_Available data_.
========================

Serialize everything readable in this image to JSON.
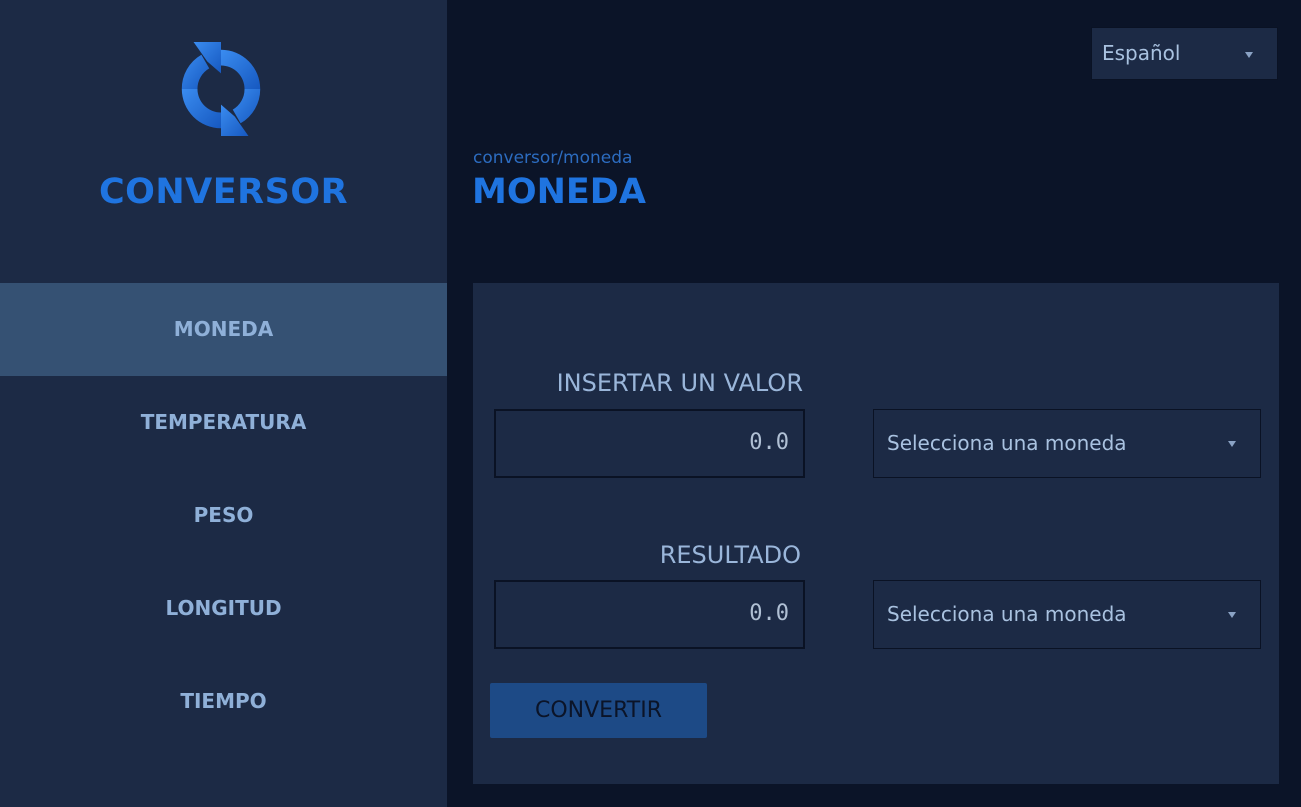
{
  "sidebar": {
    "brand": "CONVERSOR",
    "logo_icon": "refresh-arrows-icon",
    "items": [
      {
        "label": "MONEDA",
        "active": true
      },
      {
        "label": "TEMPERATURA",
        "active": false
      },
      {
        "label": "PESO",
        "active": false
      },
      {
        "label": "LONGITUD",
        "active": false
      },
      {
        "label": "TIEMPO",
        "active": false
      }
    ]
  },
  "language": {
    "selected": "Español"
  },
  "header": {
    "breadcrumb": "conversor/moneda",
    "title": "MONEDA"
  },
  "form": {
    "input_label": "INSERTAR UN VALOR",
    "input_value": "0.0",
    "input_currency_placeholder": "Selecciona una moneda",
    "result_label": "RESULTADO",
    "result_value": "0.0",
    "result_currency_placeholder": "Selecciona una moneda",
    "convert_label": "CONVERTIR"
  },
  "colors": {
    "background": "#0b1428",
    "sidebar": "#1c2a45",
    "accent": "#1f74e0",
    "active_item": "#355173",
    "button": "#1d4a86"
  }
}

========================

_Description of the task_.
Output all of the entries verbatim, leaving out any images.

_Answer to the problem_.
Serialize everything readable in this image to JSON.
{
  "sidebar": {
    "brand": "CONVERSOR",
    "logo_icon": "refresh-arrows-icon",
    "items": [
      {
        "label": "MONEDA",
        "active": true
      },
      {
        "label": "TEMPERATURA",
        "active": false
      },
      {
        "label": "PESO",
        "active": false
      },
      {
        "label": "LONGITUD",
        "active": false
      },
      {
        "label": "TIEMPO",
        "active": false
      }
    ]
  },
  "language": {
    "selected": "Español"
  },
  "header": {
    "breadcrumb": "conversor/moneda",
    "title": "MONEDA"
  },
  "form": {
    "input_label": "INSERTAR UN VALOR",
    "input_value": "0.0",
    "input_currency_placeholder": "Selecciona una moneda",
    "result_label": "RESULTADO",
    "result_value": "0.0",
    "result_currency_placeholder": "Selecciona una moneda",
    "convert_label": "CONVERTIR"
  },
  "colors": {
    "background": "#0b1428",
    "sidebar": "#1c2a45",
    "accent": "#1f74e0",
    "active_item": "#355173",
    "button": "#1d4a86"
  }
}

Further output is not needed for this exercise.